What you need to do: Format each line of the data below as a JSON list of strings, one string per line, skipping blank lines and leaving out the pictures.

The input:
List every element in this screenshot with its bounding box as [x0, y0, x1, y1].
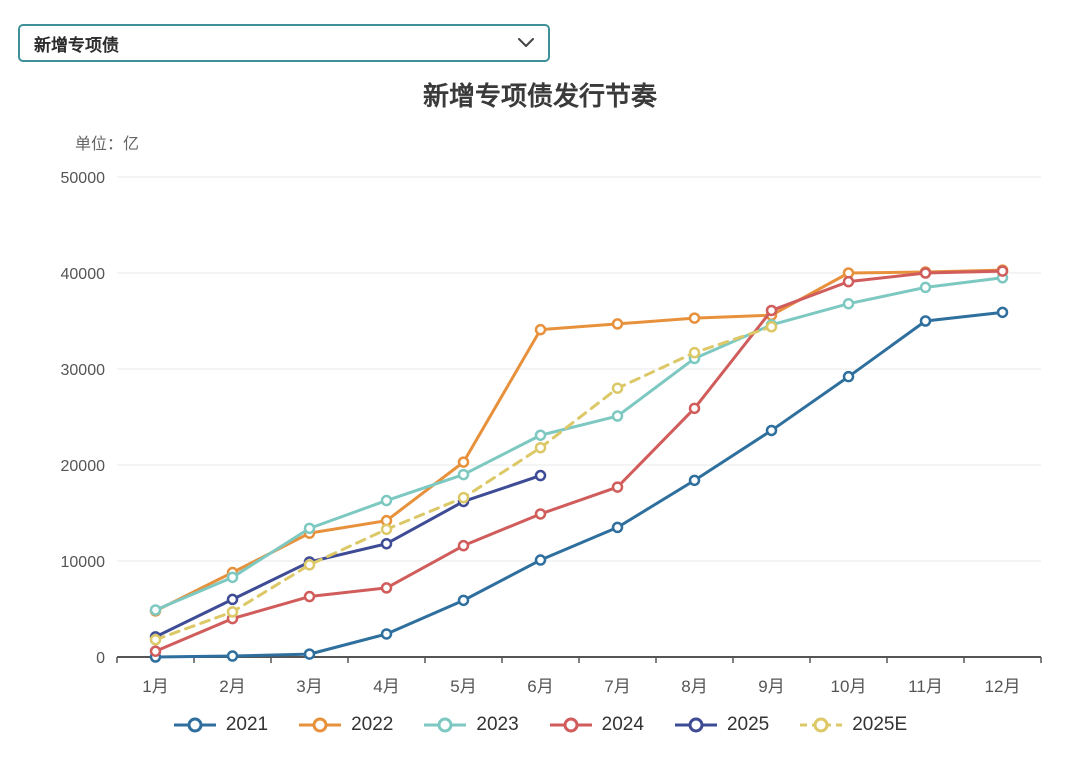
line-chart: 0 10000 20000 30000 40000 50000 1月 2月 3月 4月 5月 6月 7月…: [61, 170, 1042, 696]
legend-line-marker-icon: [173, 717, 216, 733]
x-axis-label: 5月: [450, 677, 476, 696]
chart-title: 新增专项债发行节奏: [422, 81, 657, 111]
chevron-down-icon: [518, 38, 534, 47]
series-line-2024: [154, 269, 1004, 653]
x-axis-label: 9月: [758, 677, 784, 696]
data-point-2023[interactable]: [611, 410, 624, 422]
legend-label: 2024: [601, 714, 644, 735]
data-point-2025[interactable]: [380, 537, 393, 550]
data-point-2021[interactable]: [611, 521, 624, 534]
data-point-2021[interactable]: [534, 554, 547, 566]
data-point-2025E[interactable]: [765, 321, 778, 333]
legend-item-2025[interactable]: 2025: [674, 714, 769, 736]
data-point-2023[interactable]: [303, 522, 316, 535]
data-point-2023[interactable]: [534, 429, 547, 441]
y-axis-label: 50000: [61, 170, 106, 187]
data-point-2025E[interactable]: [226, 606, 239, 618]
data-point-2021[interactable]: [765, 424, 778, 437]
data-point-2025[interactable]: [226, 593, 239, 606]
data-point-2024[interactable]: [457, 539, 470, 552]
x-axis-label: 10月: [831, 677, 867, 696]
legend-line-marker-icon: [674, 717, 717, 733]
y-axis-label: 0: [96, 650, 105, 667]
legend-line-marker-icon: [549, 717, 592, 733]
y-axis-label: 30000: [61, 362, 106, 379]
data-point-2022[interactable]: [534, 323, 547, 336]
data-point-2024[interactable]: [149, 645, 162, 657]
data-point-2024[interactable]: [688, 402, 701, 415]
legend-label: 2022: [351, 714, 394, 735]
data-point-2021[interactable]: [303, 648, 316, 660]
legend-line-marker-icon: [424, 717, 467, 733]
legend-label: 2025E: [852, 714, 908, 735]
data-point-2025E[interactable]: [380, 523, 393, 536]
data-point-2025[interactable]: [534, 469, 547, 482]
x-axis-label: 3月: [296, 677, 322, 696]
data-point-2024[interactable]: [842, 275, 855, 288]
x-axis-label: 11月: [908, 677, 943, 696]
x-axis-label: 4月: [373, 677, 399, 696]
data-point-2022[interactable]: [457, 456, 470, 468]
data-point-2024[interactable]: [303, 590, 316, 603]
legend-item-2021[interactable]: 2021: [173, 714, 268, 736]
legend-item-2023[interactable]: 2023: [423, 714, 519, 736]
x-axis-label: 12月: [985, 677, 1021, 696]
data-point-2024[interactable]: [611, 481, 624, 493]
legend-label: 2023: [476, 714, 519, 735]
data-point-2023[interactable]: [919, 281, 932, 294]
data-point-2025E[interactable]: [457, 491, 470, 504]
legend-line-marker-icon: [299, 717, 342, 733]
data-point-2021[interactable]: [842, 370, 855, 383]
series-select[interactable]: 新增专项债: [18, 24, 550, 62]
data-point-2022[interactable]: [611, 318, 624, 330]
chart-legend: 2021 2022 2023 2024 2025 2025E: [0, 714, 1080, 736]
data-point-2023[interactable]: [226, 571, 239, 584]
x-axis-label: 1月: [142, 677, 168, 696]
data-point-2023[interactable]: [380, 494, 393, 507]
series-line-2022: [154, 268, 1004, 613]
data-point-2025E[interactable]: [611, 382, 624, 394]
data-point-2024[interactable]: [996, 265, 1009, 277]
x-axis-label: 7月: [604, 677, 630, 696]
data-point-2023[interactable]: [149, 604, 162, 616]
y-axis-label: 10000: [61, 554, 106, 571]
data-point-2023[interactable]: [842, 297, 855, 310]
data-point-2024[interactable]: [380, 582, 393, 594]
x-axis-label: 2月: [219, 677, 245, 696]
unit-label: 单位：亿: [75, 136, 140, 153]
data-point-2024[interactable]: [765, 304, 778, 317]
data-point-2025E[interactable]: [149, 633, 162, 646]
legend-label: 2025: [726, 714, 770, 735]
legend-item-2022[interactable]: 2022: [298, 714, 393, 736]
data-point-2024[interactable]: [919, 267, 932, 279]
data-point-2021[interactable]: [688, 474, 701, 487]
data-point-2025E[interactable]: [688, 346, 701, 359]
x-axis-label: 8月: [681, 677, 707, 696]
legend-item-2025E[interactable]: 2025E: [799, 714, 907, 736]
legend-item-2024[interactable]: 2024: [549, 714, 644, 736]
y-axis-label: 20000: [61, 458, 106, 475]
data-point-2024[interactable]: [534, 508, 547, 520]
data-point-2022[interactable]: [688, 312, 701, 324]
series-select-value: 新增专项债: [34, 35, 119, 55]
legend-label: 2021: [225, 714, 269, 735]
data-point-2021[interactable]: [226, 650, 239, 662]
data-point-2021[interactable]: [457, 594, 470, 607]
data-point-2023[interactable]: [457, 468, 470, 481]
data-point-2025E[interactable]: [303, 559, 316, 571]
data-point-2021[interactable]: [996, 306, 1009, 319]
series-line-2023: [154, 276, 1004, 612]
data-point-2021[interactable]: [919, 315, 932, 327]
y-axis-label: 40000: [61, 266, 106, 283]
series-line-2025: [154, 474, 542, 639]
data-point-2021[interactable]: [380, 628, 393, 640]
x-axis-label: 6月: [527, 677, 553, 696]
series-line-2021: [154, 310, 1004, 659]
legend-line-marker-icon: [800, 717, 843, 733]
data-point-2025E[interactable]: [534, 441, 547, 454]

Result:
[
  "List every element in this screenshot with its bounding box as [x0, y0, x1, y1].",
  "line-chart: 0 10000 20000 30000 40000 50000 1月 2月 3月 4月 5月 6月 7月…: [61, 170, 1042, 696]",
  "legend-line-marker-icon: [173, 717, 216, 733]",
  "x-axis-label: 5月: [450, 677, 476, 696]",
  "chart-title: 新增专项债发行节奏: [422, 81, 657, 111]",
  "chevron-down-icon: [518, 38, 534, 47]",
  "series-line-2024: [154, 269, 1004, 653]",
  "x-axis-label: 9月: [758, 677, 784, 696]",
  "data-point-2023[interactable]: [611, 410, 624, 422]",
  "legend-label: 2024: [601, 714, 644, 735]",
  "data-point-2025[interactable]: [380, 537, 393, 550]",
  "data-point-2021[interactable]: [611, 521, 624, 534]",
  "data-point-2021[interactable]: [534, 554, 547, 566]",
  "data-point-2025E[interactable]: [765, 321, 778, 333]",
  "legend-item-2025[interactable]: 2025: [674, 714, 769, 736]",
  "data-point-2023[interactable]: [303, 522, 316, 535]",
  "data-point-2023[interactable]: [534, 429, 547, 441]",
  "y-axis-label: 50000: [61, 170, 106, 187]",
  "data-point-2025E[interactable]: [226, 606, 239, 618]",
  "data-point-2021[interactable]: [765, 424, 778, 437]",
  "data-point-2025[interactable]: [226, 593, 239, 606]",
  "data-point-2024[interactable]: [457, 539, 470, 552]",
  "x-axis-label: 10月: [831, 677, 867, 696]",
  "legend-line-marker-icon: [674, 717, 717, 733]",
  "y-axis-label: 0: [96, 650, 105, 667]",
  "legend-line-marker-icon: [549, 717, 592, 733]",
  "y-axis-label: 30000: [61, 362, 106, 379]",
  "data-point-2022[interactable]: [534, 323, 547, 336]",
  "data-point-2024[interactable]: [149, 645, 162, 657]",
  "data-point-2024[interactable]: [688, 402, 701, 415]",
  "legend-label: 2022: [351, 714, 394, 735]",
  "data-point-2021[interactable]: [303, 648, 316, 660]",
  "legend-line-marker-icon: [424, 717, 467, 733]",
  "legend-label: 2025E: [852, 714, 908, 735]",
  "data-point-2025E[interactable]: [380, 523, 393, 536]",
  "data-point-2025[interactable]: [534, 469, 547, 482]",
  "x-axis-label: 3月: [296, 677, 322, 696]",
  "data-point-2024[interactable]: [842, 275, 855, 288]",
  "x-axis-label: 11月: [908, 677, 943, 696]",
  "x-axis-label: 4月: [373, 677, 399, 696]",
  "data-point-2022[interactable]: [457, 456, 470, 468]",
  "data-point-2024[interactable]: [303, 590, 316, 603]",
  "legend-item-2021[interactable]: 2021: [173, 714, 268, 736]",
  "legend-item-2023[interactable]: 2023: [423, 714, 519, 736]",
  "x-axis-label: 12月: [985, 677, 1021, 696]",
  "data-point-2024[interactable]: [611, 481, 624, 493]",
  "legend-label: 2023: [476, 714, 519, 735]",
  "data-point-2023[interactable]: [919, 281, 932, 294]",
  "data-point-2025E[interactable]: [457, 491, 470, 504]",
  "legend-line-marker-icon: [299, 717, 342, 733]",
  "data-point-2021[interactable]: [842, 370, 855, 383]",
  "series-select[interactable]: 新增专项债: [18, 24, 550, 62]",
  "data-point-2022[interactable]: [611, 318, 624, 330]",
  "chart-legend: 2021 2022 2023 2024 2025 2025E: [0, 714, 1080, 736]",
  "data-point-2023[interactable]: [226, 571, 239, 584]",
  "x-axis-label: 1月: [142, 677, 168, 696]",
  "data-point-2023[interactable]: [380, 494, 393, 507]",
  "series-line-2022: [154, 268, 1004, 613]",
  "data-point-2025E[interactable]: [611, 382, 624, 394]",
  "data-point-2024[interactable]: [996, 265, 1009, 277]",
  "x-axis-label: 7月: [604, 677, 630, 696]",
  "data-point-2023[interactable]: [149, 604, 162, 616]",
  "y-axis-label: 10000: [61, 554, 106, 571]",
  "data-point-2023[interactable]: [842, 297, 855, 310]",
  "data-point-2024[interactable]: [380, 582, 393, 594]",
  "x-axis-label: 2月: [219, 677, 245, 696]",
  "unit-label: 单位：亿: [75, 136, 140, 153]",
  "data-point-2024[interactable]: [765, 304, 778, 317]",
  "data-point-2025E[interactable]: [149, 633, 162, 646]",
  "legend-label: 2025: [726, 714, 770, 735]",
  "legend-item-2022[interactable]: 2022: [298, 714, 393, 736]",
  "data-point-2024[interactable]: [919, 267, 932, 279]",
  "data-point-2021[interactable]: [688, 474, 701, 487]",
  "data-point-2025E[interactable]: [688, 346, 701, 359]",
  "x-axis-label: 8月: [681, 677, 707, 696]",
  "legend-item-2025E[interactable]: 2025E: [799, 714, 907, 736]",
  "legend-item-2024[interactable]: 2024: [549, 714, 644, 736]",
  "y-axis-label: 20000: [61, 458, 106, 475]",
  "data-point-2024[interactable]: [534, 508, 547, 520]",
  "data-point-2022[interactable]: [688, 312, 701, 324]",
  "series-select-value: 新增专项债: [34, 35, 119, 55]",
  "legend-label: 2021: [225, 714, 269, 735]",
  "data-point-2021[interactable]: [226, 650, 239, 662]",
  "data-point-2021[interactable]: [457, 594, 470, 607]",
  "data-point-2023[interactable]: [457, 468, 470, 481]",
  "data-point-2025E[interactable]: [303, 559, 316, 571]",
  "data-point-2021[interactable]: [996, 306, 1009, 319]",
  "series-line-2023: [154, 276, 1004, 612]",
  "data-point-2021[interactable]: [919, 315, 932, 327]",
  "y-axis-label: 40000: [61, 266, 106, 283]",
  "series-line-2025: [154, 474, 542, 639]",
  "data-point-2021[interactable]: [380, 628, 393, 640]",
  "x-axis-label: 6月: [527, 677, 553, 696]",
  "series-line-2021: [154, 310, 1004, 659]",
  "legend-line-marker-icon: [800, 717, 843, 733]",
  "data-point-2025E[interactable]: [534, 441, 547, 454]"
]